═══ PASSAGE SHOWN ═══
Minister of Agriculture
- In office 26 September 1904 – 11 March 1905
- Prime Minister: Francis Hagerup
- Preceded by: Christian Mathiesen
- Succeeded by: Aasmund H. Vinje

Member of the Norwegian Parliament
- In office 1 January 1922 – 31 December 1930
- Constituency: Hedmark

Personal details
- Born: Johan Egeberg Mellbye 11 November 1866 Christiania, United Kingdoms of Sweden and Norway
- Died: 17 December 1954 (aged 88) Nes, Hedmark, Norway
- Party: Agrarian Conservative (formerly)
- Spouse: Emilie Pettersson (m. 1906)
- Children: Jan E. Mellbye

= Johan E. Mellbye =

Norwegian politician (1866–1954)
═══ INFORMATION GIVEN ═══
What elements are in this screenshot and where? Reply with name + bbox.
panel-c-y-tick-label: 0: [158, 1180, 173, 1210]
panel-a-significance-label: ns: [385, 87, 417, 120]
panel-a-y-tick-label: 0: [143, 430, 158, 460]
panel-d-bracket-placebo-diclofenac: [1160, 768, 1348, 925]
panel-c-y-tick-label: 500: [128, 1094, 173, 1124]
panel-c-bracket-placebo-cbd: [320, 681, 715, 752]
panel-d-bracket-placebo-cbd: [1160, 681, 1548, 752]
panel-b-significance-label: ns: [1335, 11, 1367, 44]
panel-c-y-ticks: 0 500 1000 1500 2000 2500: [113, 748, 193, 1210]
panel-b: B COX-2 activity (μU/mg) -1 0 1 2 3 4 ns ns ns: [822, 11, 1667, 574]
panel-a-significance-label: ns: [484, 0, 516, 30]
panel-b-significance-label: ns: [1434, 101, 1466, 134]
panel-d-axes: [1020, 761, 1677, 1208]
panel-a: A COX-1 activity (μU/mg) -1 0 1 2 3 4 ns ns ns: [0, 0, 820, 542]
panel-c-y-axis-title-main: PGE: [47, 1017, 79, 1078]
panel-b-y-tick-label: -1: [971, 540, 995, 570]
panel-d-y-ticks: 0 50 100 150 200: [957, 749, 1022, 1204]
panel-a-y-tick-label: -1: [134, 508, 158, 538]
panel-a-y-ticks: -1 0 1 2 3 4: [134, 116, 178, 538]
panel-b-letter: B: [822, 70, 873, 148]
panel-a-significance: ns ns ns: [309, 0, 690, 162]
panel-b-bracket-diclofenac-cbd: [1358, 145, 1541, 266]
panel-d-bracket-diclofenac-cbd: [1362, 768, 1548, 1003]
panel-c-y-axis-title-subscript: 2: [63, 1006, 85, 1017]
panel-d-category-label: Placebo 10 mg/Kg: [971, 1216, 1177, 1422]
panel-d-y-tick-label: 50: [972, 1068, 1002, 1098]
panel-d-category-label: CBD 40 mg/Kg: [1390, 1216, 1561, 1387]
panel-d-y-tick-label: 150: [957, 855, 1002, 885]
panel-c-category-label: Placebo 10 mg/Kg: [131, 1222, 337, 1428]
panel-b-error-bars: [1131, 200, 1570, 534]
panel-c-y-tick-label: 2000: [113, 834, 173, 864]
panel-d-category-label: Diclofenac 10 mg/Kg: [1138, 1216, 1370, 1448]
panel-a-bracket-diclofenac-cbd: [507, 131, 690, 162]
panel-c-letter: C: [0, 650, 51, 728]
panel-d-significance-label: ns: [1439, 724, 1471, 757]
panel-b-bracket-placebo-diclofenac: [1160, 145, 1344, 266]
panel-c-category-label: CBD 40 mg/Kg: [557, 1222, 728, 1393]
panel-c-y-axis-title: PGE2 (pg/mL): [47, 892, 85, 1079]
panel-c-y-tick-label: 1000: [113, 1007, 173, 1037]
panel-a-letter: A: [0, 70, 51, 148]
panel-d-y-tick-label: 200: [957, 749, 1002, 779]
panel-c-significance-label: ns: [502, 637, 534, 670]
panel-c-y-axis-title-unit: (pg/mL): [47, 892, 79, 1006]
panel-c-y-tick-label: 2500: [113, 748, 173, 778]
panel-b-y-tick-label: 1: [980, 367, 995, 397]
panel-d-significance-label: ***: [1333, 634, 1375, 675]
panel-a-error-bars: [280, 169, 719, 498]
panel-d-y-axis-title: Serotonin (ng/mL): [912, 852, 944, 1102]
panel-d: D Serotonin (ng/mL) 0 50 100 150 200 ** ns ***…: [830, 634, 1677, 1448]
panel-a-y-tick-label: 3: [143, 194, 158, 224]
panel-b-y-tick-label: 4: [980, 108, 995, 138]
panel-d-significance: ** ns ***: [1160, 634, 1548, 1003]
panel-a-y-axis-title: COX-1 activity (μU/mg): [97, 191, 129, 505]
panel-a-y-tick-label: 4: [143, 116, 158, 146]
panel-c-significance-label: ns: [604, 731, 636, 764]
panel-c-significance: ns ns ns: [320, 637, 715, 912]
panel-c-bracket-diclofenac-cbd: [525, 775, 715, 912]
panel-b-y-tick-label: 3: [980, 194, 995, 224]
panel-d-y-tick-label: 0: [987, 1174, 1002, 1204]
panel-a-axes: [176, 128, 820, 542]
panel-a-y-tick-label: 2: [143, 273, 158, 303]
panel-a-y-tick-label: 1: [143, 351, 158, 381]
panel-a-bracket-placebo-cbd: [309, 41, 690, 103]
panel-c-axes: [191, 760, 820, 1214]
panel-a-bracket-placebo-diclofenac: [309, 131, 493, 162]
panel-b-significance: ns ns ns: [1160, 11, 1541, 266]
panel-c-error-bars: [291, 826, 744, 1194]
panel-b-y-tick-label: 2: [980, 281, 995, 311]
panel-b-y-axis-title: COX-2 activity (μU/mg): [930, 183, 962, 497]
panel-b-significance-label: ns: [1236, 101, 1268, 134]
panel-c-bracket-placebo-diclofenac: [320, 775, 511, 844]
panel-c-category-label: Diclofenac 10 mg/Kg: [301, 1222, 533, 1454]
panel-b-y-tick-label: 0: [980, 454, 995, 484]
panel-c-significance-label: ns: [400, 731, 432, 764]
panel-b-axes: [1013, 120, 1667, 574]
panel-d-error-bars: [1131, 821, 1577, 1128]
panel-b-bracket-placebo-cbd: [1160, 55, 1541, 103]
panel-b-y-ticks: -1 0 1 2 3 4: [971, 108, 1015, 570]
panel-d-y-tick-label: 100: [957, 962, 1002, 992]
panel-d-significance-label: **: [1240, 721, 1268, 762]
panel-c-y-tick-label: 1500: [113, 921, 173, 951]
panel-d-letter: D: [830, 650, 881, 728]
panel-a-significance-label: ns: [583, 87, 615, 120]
═══
## WORK REQUEST 1
List every person other than Johan E. Mellbye himself who is named in the profile of Johan E. Mellbye.
## WORK REQUEST 2
According to the profile of Johan E. Mellbye, who was Prime Minister while Mellbye served as Minister of Agriculture?
## WORK REQUEST 3
Carry on the profile of Johan E. Mellbye from the point where it ends.

## TASK RESULT 1
Francis Hagerup, Christian Mathiesen, Aasmund H. Vinje, Emilie Pettersson, Jan E. Mellbye

## TASK RESULT 2
Francis Hagerup

## TASK RESULT 3
Johan Egeberg Mellbye (11 November 1866 - 17 December 1954) was a Norwegian farmer and politician who served as the first leader of the Norwegian Centre Party from 1920 to 1921. He also served as Minister of Agriculture 1904–1905, then representing the Conservative Party.

His son Jan E. Mellbye ran the family farm and became chairman of the Norwegian Agrarian Association and Selskapet Ny Jord.